[Task to complete]:
Quote the listing below in full and exactly as written, but omit every picture.

[Data for the task]:
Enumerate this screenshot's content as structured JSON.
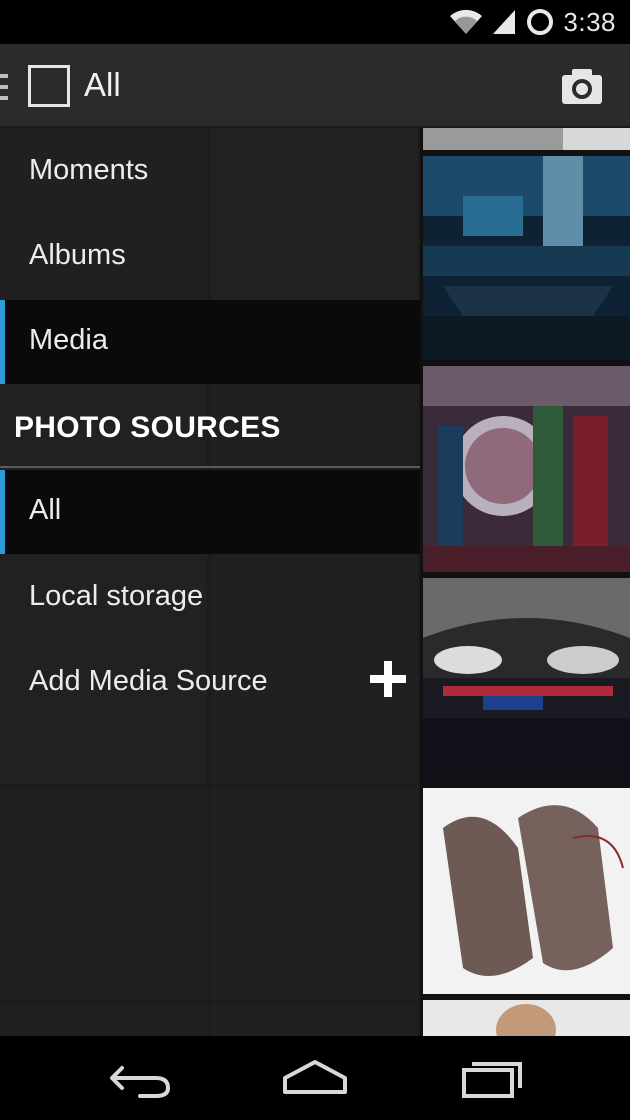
{
  "status_bar": {
    "time": "3:38",
    "icons": [
      "wifi-icon",
      "signal-icon",
      "battery-loading-icon"
    ]
  },
  "action_bar": {
    "title": "All",
    "icons": [
      "menu-icon",
      "app-icon",
      "camera-icon"
    ]
  },
  "drawer": {
    "items": [
      {
        "label": "Moments",
        "selected": false
      },
      {
        "label": "Albums",
        "selected": false
      },
      {
        "label": "Media",
        "selected": true
      }
    ],
    "section_header": "PHOTO SOURCES",
    "sources": [
      {
        "label": "All",
        "selected": true
      },
      {
        "label": "Local storage",
        "selected": false
      },
      {
        "label": "Add Media Source",
        "selected": false,
        "icon": "plus-icon"
      }
    ]
  },
  "colors": {
    "accent": "#2e9bd6",
    "drawer_bg": "#1e1e1e",
    "action_bar": "#2b2b2b"
  },
  "nav_bar": {
    "icons": [
      "back-icon",
      "home-icon",
      "recents-icon"
    ]
  }
}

[Solved problem]:
Enumerate this screenshot's content as structured JSON.
{
  "status_bar": {
    "time": "3:38",
    "icons": [
      "wifi-icon",
      "signal-icon",
      "battery-loading-icon"
    ]
  },
  "action_bar": {
    "title": "All",
    "icons": [
      "menu-icon",
      "app-icon",
      "camera-icon"
    ]
  },
  "drawer": {
    "items": [
      {
        "label": "Moments",
        "selected": false
      },
      {
        "label": "Albums",
        "selected": false
      },
      {
        "label": "Media",
        "selected": true
      }
    ],
    "section_header": "PHOTO SOURCES",
    "sources": [
      {
        "label": "All",
        "selected": true
      },
      {
        "label": "Local storage",
        "selected": false
      },
      {
        "label": "Add Media Source",
        "selected": false,
        "icon": "plus-icon"
      }
    ]
  },
  "colors": {
    "accent": "#2e9bd6",
    "drawer_bg": "#1e1e1e",
    "action_bar": "#2b2b2b"
  },
  "nav_bar": {
    "icons": [
      "back-icon",
      "home-icon",
      "recents-icon"
    ]
  }
}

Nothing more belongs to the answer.